Copy every line that holds "content".

**SUPPLIED DATA**

>> start

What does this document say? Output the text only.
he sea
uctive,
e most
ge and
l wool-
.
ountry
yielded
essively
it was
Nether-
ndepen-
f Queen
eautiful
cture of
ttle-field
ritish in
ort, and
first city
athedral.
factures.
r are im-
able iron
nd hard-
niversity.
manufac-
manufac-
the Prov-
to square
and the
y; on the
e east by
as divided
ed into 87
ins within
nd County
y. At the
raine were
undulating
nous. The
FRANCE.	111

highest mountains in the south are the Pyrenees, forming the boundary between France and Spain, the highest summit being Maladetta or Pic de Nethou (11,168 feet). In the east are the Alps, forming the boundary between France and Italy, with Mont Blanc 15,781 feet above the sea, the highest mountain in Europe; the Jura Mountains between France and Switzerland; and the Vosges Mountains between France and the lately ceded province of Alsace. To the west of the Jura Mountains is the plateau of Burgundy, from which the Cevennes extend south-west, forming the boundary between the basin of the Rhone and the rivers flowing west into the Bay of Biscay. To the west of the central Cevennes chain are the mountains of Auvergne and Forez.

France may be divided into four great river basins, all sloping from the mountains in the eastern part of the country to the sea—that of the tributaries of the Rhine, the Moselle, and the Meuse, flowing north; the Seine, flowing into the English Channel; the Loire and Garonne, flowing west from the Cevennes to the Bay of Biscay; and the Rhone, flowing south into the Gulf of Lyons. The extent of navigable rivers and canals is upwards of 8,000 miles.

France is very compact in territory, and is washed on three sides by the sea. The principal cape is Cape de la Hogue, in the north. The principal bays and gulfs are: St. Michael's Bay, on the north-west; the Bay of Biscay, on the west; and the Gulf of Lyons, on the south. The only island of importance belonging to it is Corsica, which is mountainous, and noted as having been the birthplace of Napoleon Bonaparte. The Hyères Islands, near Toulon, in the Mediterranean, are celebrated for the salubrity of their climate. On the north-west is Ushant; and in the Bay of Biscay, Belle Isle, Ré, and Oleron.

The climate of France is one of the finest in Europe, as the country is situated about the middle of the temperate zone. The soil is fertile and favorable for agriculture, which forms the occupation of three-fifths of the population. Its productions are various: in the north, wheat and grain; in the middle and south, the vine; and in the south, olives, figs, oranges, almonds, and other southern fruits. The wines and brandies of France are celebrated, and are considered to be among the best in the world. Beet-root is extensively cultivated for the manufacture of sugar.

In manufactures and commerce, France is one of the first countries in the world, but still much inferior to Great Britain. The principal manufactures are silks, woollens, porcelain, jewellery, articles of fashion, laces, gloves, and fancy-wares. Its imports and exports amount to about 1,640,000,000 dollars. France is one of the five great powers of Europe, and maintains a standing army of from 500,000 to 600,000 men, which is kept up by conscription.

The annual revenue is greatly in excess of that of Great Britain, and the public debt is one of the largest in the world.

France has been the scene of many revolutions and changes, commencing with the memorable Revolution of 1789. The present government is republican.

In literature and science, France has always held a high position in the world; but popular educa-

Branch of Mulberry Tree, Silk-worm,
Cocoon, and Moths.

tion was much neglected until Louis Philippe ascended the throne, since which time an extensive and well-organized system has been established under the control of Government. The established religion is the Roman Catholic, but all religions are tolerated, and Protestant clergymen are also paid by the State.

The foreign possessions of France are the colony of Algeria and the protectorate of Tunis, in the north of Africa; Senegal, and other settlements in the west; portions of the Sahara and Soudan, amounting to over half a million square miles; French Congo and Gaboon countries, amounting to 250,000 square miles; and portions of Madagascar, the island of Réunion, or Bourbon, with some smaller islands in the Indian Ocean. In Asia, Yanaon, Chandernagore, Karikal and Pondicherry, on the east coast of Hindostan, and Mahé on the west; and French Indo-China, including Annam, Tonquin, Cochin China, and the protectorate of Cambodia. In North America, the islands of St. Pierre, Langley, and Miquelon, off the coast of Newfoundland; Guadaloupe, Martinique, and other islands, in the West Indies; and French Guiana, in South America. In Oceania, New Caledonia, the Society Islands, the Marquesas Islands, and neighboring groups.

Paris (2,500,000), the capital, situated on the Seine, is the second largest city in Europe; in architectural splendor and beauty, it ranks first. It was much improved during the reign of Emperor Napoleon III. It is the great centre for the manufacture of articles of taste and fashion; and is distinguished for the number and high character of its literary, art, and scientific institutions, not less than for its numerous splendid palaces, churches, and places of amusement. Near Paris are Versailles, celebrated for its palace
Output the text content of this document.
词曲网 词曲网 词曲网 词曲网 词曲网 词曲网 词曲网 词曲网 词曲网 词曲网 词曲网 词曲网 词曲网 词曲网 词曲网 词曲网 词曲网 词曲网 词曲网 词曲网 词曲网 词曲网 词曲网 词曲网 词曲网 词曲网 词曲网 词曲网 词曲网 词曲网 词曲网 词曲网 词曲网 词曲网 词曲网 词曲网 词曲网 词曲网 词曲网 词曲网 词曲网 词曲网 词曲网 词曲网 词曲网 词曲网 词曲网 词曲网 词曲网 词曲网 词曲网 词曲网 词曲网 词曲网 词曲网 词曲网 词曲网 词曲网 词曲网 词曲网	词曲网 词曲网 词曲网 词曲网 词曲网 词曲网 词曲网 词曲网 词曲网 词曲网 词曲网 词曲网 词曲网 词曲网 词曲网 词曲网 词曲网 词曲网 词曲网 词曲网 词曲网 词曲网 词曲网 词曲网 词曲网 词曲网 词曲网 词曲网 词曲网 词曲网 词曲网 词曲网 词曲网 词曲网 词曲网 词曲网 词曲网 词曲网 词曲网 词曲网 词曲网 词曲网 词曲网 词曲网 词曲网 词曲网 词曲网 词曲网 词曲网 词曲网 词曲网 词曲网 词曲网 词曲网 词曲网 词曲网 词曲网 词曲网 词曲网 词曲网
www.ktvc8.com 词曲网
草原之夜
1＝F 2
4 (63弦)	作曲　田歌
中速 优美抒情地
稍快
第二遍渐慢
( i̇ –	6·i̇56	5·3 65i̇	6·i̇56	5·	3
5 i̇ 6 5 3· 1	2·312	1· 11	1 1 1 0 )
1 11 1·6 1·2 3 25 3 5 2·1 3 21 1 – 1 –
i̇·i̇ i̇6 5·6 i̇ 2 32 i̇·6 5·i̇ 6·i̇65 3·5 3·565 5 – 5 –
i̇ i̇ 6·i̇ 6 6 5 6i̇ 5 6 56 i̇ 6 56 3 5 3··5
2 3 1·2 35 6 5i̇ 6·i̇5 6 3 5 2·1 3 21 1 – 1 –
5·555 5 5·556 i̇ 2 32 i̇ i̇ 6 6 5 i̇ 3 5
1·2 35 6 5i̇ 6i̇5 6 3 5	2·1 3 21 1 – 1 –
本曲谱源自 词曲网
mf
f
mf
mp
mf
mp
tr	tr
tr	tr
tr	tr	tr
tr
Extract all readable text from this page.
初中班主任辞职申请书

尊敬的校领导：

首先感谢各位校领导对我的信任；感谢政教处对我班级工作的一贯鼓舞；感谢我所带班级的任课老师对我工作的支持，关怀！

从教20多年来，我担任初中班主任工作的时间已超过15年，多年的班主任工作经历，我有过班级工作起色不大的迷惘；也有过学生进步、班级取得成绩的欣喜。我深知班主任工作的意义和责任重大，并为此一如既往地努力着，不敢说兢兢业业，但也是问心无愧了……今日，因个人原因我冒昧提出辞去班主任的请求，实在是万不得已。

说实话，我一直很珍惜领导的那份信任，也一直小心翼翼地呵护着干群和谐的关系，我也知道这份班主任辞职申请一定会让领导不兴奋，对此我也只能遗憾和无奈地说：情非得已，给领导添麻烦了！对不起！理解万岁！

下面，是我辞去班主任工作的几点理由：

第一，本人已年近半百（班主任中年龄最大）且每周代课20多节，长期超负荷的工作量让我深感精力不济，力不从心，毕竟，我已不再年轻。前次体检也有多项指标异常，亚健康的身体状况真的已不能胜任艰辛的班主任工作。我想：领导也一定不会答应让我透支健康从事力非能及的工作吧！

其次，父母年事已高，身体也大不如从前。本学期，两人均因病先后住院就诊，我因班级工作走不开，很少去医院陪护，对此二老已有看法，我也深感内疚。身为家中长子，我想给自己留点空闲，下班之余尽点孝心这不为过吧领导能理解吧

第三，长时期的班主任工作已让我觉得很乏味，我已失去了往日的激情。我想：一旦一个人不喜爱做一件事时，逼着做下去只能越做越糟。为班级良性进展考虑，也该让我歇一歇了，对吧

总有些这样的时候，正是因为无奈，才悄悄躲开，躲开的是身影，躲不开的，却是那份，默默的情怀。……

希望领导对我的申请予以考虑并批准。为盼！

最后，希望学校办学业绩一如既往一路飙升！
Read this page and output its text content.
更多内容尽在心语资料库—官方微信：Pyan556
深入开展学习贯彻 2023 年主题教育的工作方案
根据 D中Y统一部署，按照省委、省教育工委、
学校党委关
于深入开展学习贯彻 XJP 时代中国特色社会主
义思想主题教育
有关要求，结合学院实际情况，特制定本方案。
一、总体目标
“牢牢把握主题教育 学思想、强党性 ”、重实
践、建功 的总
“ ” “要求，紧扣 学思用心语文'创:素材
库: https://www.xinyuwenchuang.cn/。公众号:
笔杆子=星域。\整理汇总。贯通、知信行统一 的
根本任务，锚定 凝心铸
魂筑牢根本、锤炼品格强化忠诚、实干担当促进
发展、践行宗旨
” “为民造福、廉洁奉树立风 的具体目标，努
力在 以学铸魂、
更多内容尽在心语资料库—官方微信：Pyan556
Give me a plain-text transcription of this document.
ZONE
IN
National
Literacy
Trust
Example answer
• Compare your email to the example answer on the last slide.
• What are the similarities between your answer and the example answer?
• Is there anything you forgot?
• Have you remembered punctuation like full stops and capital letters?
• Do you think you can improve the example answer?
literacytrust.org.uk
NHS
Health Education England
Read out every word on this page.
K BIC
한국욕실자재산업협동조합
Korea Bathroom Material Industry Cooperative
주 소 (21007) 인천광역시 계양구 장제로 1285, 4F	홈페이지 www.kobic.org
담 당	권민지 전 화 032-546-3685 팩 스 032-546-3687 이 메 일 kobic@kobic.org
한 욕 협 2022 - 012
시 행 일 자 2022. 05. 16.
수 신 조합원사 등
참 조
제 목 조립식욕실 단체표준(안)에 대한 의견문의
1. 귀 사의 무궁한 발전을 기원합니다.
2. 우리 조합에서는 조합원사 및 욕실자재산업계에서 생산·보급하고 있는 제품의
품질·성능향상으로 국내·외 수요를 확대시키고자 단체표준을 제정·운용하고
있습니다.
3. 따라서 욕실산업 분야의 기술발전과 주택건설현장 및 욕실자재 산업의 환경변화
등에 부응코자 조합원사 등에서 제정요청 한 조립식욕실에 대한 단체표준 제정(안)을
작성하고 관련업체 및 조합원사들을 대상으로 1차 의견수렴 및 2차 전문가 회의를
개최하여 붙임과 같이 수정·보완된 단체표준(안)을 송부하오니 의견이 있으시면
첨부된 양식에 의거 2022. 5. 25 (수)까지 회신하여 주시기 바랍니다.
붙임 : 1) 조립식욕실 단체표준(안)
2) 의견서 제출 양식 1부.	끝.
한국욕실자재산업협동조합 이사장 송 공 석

>> end

**RESULT FOR THIS EXERCISE**
Output the text content of this document.
Read this page and output its text content.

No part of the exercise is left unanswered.